Source text:

+ + + + + + +

A study commissioned by the Greens/EFA International Cluster

 

A report by Romain Le Cour Grandmaison and Paul Frissard-Martinez

 

EXECUTIVE SUMMARY 
 

The growing consumption of avocados globally has increased interest in the social, economic and environmental impacts of avocado production in Mexico, and in the political-criminal networks that have expanded around the industry. However, most studies tend to present organized crime and the use of violence as barriers to the market economy, arguing that criminal actors are only an obstacle to legal economic accumulation and trade. These assumptions have led to narratives of ‘state vs drug cartels’ and ‘avocado producers vs drug cartels’ in Michoacán, the Mexican state that has become the world's leading producer of the fruit. These narratives ignore the complex history of agro-industrial development, state interventions and the growth of criminal markets in the region.
 
Over the past decades, the legal market’s exponential growth has been accompanied by rising levels of violence and insecurity. Between 1994, the first year that the North American Free Trade Agreement was applied, and 2021, avocado production increased by 213% and value increased by 7 071%, in a market that has included the European Union since 2000, when the first EU−Mexico free trade agreement was signed. Contrary to studies that suggest market growth and violence are mutually exclusive, homicides increased as avocado business boomed. Between 2005 and 2015, homicides fluctuated between 17 and 24 per 100 000 people per year in Michoacán. However, between 2016 and 2021, as the production value of avocados exploded, homicides increased as well, reaching 54 homicides per 100 000 people (2 628 in total).
 
Moreover, in a region that experiences economic booms and high levels of insecurity, violence is a valuable political and economic tool. It enables new territories, markets, and value chains to be conquered and agricultural borders to expand, which happened systematically with avocados. Numerous studies have shown that in Mexico, and Michoacán in particular, public support for the agro-industry, private sector and organized crime tends to maintain unstable yet constant relationships that are characterized by confrontation and collusion. Therefore, the idea that crime is expanding to the detriment of the private sector is partly misleading. In fact, as this policy report shows, connections between public authorities, local elites and violent groups are particularly strong at the local level and central to the expansion of the market. 
 
Most studies on avocado production and violence focus on the relationship between Mexico and the USA because Mexico consolidated its position as the leading trading partner and supplier of the US in the first half of 2023. However, in 1997, Mexico became the first Latin American country to sign an Economic Partnership, Political Coordination and Cooperation Agreement (Global Agreement) with the EU. Since the agreement came into force in 2000, bilateral trade has more than tripled and the EU is now Mexico's second-biggest export market. In 2013, leaders committed to update the EU−Mexico Global Agreement and final negotiations are in process, with ratification possibly in 2023.

+ + + + + + +

Stored data:
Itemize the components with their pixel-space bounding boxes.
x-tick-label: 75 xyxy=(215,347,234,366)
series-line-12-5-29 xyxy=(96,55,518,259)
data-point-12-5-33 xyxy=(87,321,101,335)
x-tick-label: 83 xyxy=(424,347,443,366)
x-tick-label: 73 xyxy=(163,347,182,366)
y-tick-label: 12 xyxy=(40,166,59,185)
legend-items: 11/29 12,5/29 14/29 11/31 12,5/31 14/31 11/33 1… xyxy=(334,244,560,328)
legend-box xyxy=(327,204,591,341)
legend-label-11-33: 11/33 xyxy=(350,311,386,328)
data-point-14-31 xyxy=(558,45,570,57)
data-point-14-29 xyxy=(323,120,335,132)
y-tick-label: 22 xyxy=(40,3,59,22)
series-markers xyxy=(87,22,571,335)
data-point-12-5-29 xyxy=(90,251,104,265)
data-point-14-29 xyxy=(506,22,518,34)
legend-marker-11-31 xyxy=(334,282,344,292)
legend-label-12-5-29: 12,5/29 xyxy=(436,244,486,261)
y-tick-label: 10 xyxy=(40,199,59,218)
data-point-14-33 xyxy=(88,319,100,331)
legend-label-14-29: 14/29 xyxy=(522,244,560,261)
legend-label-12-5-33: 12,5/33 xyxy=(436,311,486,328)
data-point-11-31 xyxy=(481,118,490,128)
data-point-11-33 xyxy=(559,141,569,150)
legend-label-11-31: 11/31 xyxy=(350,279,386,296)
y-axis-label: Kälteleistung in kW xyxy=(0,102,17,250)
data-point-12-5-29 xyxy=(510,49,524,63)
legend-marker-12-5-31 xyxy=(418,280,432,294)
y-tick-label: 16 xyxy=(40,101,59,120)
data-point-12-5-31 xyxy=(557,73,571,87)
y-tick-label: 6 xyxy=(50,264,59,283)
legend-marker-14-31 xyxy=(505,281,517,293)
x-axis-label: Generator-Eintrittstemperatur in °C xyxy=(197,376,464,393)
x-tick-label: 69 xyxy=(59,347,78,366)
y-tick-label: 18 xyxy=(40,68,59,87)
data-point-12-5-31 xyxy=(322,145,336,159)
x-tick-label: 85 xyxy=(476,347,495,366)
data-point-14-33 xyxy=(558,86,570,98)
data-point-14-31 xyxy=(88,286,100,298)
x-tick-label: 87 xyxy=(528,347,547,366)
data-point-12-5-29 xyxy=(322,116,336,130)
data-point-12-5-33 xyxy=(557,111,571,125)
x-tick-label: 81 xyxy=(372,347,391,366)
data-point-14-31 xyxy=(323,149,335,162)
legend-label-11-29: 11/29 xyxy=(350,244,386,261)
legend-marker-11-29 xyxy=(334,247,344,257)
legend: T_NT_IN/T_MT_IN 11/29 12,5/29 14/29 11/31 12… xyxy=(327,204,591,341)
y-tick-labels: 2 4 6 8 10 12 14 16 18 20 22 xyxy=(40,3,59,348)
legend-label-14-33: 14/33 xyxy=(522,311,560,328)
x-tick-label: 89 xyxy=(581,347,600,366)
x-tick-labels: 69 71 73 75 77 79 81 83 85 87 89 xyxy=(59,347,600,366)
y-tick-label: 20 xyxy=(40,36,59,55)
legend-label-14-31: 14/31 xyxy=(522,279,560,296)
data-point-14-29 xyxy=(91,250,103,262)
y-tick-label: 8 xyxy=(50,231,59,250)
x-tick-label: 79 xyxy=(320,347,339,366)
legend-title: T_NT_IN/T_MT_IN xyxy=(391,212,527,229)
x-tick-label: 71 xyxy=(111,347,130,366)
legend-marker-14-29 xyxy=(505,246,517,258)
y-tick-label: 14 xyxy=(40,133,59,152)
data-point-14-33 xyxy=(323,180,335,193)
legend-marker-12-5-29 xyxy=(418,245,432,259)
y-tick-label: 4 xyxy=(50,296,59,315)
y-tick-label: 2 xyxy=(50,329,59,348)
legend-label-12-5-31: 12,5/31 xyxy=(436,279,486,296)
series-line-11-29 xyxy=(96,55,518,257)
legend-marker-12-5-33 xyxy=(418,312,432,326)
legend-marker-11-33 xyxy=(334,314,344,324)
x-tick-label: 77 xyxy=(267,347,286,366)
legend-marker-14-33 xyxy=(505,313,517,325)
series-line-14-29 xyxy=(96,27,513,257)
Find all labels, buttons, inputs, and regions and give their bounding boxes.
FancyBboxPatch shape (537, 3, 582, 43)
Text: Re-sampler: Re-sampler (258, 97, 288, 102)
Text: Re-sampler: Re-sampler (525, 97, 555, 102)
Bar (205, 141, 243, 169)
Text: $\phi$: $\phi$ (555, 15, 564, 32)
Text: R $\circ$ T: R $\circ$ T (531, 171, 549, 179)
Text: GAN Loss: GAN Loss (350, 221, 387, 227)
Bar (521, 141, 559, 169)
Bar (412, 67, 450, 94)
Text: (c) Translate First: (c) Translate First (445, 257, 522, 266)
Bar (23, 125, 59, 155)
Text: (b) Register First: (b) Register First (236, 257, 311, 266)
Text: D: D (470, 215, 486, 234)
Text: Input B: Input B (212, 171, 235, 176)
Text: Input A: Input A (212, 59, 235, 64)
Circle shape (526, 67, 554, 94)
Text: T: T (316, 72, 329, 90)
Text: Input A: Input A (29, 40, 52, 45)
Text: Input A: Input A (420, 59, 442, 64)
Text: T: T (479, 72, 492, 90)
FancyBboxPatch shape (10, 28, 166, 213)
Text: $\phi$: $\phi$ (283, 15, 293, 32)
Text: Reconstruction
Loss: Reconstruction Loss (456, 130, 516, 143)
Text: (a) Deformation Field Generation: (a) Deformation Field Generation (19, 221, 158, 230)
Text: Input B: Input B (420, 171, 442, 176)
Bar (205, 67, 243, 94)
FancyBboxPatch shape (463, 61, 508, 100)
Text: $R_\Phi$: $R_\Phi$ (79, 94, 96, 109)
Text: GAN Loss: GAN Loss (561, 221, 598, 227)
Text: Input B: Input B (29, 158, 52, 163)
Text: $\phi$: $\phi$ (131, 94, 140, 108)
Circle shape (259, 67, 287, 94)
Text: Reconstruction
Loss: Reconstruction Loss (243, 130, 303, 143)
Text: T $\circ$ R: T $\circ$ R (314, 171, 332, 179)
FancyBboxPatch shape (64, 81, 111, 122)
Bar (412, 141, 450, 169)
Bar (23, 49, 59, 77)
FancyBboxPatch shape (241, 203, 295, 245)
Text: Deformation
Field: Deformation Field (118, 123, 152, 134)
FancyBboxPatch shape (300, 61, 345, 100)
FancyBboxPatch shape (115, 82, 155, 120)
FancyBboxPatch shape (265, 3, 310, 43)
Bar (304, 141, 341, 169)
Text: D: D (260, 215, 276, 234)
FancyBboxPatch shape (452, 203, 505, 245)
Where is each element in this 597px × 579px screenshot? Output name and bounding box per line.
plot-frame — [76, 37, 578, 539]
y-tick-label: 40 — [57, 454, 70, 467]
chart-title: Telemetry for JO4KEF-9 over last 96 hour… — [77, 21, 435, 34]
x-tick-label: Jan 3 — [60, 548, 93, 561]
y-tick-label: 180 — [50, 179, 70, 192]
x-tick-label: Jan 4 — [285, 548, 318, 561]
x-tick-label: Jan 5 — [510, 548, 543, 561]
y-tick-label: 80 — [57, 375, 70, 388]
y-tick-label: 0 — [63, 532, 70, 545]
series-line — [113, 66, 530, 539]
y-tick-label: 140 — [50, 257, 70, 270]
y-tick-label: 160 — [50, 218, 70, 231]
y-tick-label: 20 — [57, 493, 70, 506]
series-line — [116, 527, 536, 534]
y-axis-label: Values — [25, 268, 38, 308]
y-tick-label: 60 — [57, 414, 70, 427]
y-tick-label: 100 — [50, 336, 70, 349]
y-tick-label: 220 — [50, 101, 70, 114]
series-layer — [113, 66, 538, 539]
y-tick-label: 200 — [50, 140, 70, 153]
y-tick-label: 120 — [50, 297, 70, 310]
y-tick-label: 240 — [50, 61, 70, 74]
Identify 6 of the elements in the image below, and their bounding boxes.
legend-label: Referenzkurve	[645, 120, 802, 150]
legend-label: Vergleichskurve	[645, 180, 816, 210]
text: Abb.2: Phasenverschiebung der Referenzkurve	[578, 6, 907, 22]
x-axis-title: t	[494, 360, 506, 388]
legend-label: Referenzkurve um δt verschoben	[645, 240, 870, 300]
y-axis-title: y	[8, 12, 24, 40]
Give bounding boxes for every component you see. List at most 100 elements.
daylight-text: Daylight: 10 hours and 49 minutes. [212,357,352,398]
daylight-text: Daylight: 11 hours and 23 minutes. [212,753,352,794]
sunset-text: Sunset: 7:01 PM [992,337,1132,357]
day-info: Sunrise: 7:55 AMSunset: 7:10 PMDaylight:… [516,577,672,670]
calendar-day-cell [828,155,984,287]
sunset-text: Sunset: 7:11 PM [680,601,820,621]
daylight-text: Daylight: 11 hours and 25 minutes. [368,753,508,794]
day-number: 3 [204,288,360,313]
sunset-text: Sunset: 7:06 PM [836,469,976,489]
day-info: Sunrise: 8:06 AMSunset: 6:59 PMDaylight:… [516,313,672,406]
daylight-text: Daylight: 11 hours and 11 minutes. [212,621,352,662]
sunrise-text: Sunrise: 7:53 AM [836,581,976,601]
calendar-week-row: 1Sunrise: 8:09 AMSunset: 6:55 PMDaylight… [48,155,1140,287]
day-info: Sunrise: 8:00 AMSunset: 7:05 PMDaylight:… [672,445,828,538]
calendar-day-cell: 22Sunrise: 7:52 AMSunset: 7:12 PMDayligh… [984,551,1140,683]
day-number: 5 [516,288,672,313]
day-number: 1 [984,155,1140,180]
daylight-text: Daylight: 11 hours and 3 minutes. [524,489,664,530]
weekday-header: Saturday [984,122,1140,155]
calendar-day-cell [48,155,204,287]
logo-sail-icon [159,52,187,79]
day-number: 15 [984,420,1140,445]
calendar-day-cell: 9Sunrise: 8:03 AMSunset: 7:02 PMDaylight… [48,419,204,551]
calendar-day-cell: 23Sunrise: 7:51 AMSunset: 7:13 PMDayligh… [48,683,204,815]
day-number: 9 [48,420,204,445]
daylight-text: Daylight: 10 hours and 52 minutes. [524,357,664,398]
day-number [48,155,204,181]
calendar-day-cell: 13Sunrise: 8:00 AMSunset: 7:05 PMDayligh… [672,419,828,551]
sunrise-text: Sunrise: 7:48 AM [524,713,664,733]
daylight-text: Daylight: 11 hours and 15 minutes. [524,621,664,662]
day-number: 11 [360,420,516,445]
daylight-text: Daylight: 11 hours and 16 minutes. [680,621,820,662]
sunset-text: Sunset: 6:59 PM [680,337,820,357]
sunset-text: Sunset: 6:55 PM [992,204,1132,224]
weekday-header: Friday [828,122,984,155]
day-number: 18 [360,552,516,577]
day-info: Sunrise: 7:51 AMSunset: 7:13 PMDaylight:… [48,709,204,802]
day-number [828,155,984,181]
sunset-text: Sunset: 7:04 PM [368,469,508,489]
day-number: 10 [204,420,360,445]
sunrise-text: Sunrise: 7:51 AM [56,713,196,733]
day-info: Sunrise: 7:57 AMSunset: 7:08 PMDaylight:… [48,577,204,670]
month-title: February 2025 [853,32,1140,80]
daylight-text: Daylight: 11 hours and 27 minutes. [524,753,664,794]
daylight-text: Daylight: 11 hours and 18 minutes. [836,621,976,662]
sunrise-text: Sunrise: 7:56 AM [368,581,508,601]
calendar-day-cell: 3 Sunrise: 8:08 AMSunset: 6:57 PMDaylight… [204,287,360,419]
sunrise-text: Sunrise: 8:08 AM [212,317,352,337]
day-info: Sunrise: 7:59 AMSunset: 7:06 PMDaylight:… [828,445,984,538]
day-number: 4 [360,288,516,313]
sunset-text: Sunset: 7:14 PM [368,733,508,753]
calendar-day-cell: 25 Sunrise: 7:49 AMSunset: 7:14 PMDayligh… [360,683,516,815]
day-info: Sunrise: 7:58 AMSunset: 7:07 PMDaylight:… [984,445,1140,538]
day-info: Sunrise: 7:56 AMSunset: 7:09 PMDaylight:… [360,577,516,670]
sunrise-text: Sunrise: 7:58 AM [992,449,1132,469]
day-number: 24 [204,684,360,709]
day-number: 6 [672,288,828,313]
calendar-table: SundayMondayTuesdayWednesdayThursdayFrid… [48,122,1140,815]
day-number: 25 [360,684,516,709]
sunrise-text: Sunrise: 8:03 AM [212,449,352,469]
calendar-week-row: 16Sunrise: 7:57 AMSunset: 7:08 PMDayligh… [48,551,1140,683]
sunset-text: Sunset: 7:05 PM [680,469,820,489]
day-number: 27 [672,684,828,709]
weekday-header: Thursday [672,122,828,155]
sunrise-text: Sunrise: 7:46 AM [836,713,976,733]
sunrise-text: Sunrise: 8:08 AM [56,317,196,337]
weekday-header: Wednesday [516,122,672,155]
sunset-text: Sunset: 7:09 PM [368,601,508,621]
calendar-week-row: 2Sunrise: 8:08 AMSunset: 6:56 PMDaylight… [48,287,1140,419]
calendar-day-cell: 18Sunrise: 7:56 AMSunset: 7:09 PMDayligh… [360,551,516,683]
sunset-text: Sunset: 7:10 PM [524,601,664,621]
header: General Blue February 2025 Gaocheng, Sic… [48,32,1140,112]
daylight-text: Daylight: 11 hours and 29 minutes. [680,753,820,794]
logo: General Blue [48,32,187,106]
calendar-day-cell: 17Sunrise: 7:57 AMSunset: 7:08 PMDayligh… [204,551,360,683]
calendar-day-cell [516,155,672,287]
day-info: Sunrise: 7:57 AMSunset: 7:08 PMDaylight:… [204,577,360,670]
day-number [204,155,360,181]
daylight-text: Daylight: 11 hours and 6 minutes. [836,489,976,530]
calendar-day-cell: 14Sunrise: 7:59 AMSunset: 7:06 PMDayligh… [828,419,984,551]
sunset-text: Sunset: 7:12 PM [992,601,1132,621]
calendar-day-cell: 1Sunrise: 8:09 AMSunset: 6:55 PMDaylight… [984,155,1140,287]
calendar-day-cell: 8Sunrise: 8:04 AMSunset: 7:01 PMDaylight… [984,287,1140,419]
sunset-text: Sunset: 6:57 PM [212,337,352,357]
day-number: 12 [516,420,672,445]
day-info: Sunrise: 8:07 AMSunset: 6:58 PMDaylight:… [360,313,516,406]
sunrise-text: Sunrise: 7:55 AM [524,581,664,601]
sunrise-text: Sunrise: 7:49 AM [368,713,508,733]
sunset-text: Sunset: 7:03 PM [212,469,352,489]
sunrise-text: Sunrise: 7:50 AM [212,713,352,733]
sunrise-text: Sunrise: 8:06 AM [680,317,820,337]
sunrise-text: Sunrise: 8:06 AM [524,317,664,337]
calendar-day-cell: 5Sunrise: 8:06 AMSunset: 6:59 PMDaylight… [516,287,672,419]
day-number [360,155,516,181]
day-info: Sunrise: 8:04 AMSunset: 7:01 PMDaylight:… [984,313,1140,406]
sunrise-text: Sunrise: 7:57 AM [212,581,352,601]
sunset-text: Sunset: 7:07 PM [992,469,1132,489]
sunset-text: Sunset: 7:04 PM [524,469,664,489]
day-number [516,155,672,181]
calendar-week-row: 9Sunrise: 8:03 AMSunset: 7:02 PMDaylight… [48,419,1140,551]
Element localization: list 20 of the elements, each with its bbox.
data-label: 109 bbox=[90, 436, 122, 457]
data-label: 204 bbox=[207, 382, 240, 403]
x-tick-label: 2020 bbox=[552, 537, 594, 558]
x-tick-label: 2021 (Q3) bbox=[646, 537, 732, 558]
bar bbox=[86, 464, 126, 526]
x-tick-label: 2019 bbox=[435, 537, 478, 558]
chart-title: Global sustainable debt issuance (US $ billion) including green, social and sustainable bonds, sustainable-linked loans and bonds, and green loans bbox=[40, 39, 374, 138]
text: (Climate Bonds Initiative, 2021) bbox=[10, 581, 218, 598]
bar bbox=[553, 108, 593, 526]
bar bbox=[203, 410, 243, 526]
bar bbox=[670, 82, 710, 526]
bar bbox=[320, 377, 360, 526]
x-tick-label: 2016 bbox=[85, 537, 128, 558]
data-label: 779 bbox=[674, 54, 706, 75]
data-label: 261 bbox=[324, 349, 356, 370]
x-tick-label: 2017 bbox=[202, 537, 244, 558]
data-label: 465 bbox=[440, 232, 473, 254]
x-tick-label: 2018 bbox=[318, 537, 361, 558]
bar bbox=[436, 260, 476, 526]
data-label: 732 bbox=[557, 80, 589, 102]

+ + + + + + +

To be done:
a) According to the report on avocados in Michoacán, by what percentage did avocado production increase between 1994 and 2021?
b) Write the passage that follows the last sentence of the report on avocados in Michoacán.

The answers:
a) 213%

b)
In recent years, the EU has published various regulations aimed at improving vetting practices over imported goods. In particular, the 2023 EU’s deforestation regulation requires companies trading in cattle, cocoa, coffee, oil palm, rubber, soya and wood, as well as products derived from these commodities, to conduct diligence on the value chain and to certify that the imported goods do not result from recent deforestation, forest degradation or infraction of local environmental and social laws. Although not included in the list of commodities, avocados and their production are heavily linked to environmental harm and organized crime, which is involved in the entire production and export process, and at the core of the gray area between licit and illicit markets.
 
In spite of the avocado industry’s contribution to trade and local development, social organizations in Mexico and the EU have called for human rights and environmental protection to be placed at the heart of the discussions. Avocado production and exports – both to the US or the EU − display many worrying signs, of criminal organizations being involved in the market, documented violence, and environmental and health impacts.  
 
As the EU and Mexico continue discussions about ‘modernizing’ the Global Agreement, this report highlights the complex relationships that exist between organized crime, public authorities and the private sector in the production of avocados. To better understand these links, this report argues that the illegality of certain activities and actors (for example, drug trafficking and drug cartels) are not a ‘parasitic phenomenon’, but are deeply embedded practices in local society and integral to the history of local and regional capital accumulation.  For example, since the 1970s, local and international growth of Michoacán’s drug economy was connected with public and private investments in infrastructures supporting the region’s agricultural development. Then, in the 1980s and 1990s, large-scale organization of drug trafficking was facilitated by the connections built between Michoacán and foreign consumer markets, initially the USA and then the EU.  
 
The region is both attractive to and dependent on fluctuations in international legal and illegal demand. The booming avocado industry has expanded in parallel to criminal organizations. Like limes, Michoacán avocados are a prime example of a flourishing legal market deeply infiltrated by criminal actors – and the free trade agreements acted as catalyzers for profit and market expansion, while violence has continued to rise. The avocado industry is also synonymous with serious environmental damage. In Michoacán, the increased international demand led to an expansion of land dedicated to avocado production, to the detriment of forest cover, resulting in deforestation and the subsequent degradation of soil, water and biodiversity. This agricultural expansion relied on the use of violence by multiple actors interested in turning forests and protected areas into agricultural land. According to governmental sources, 80% of the avocado orchards in Michoacán were established illegally, initially through unauthorized land use that was then turned into legal parcels thanks to corruption of public authorities.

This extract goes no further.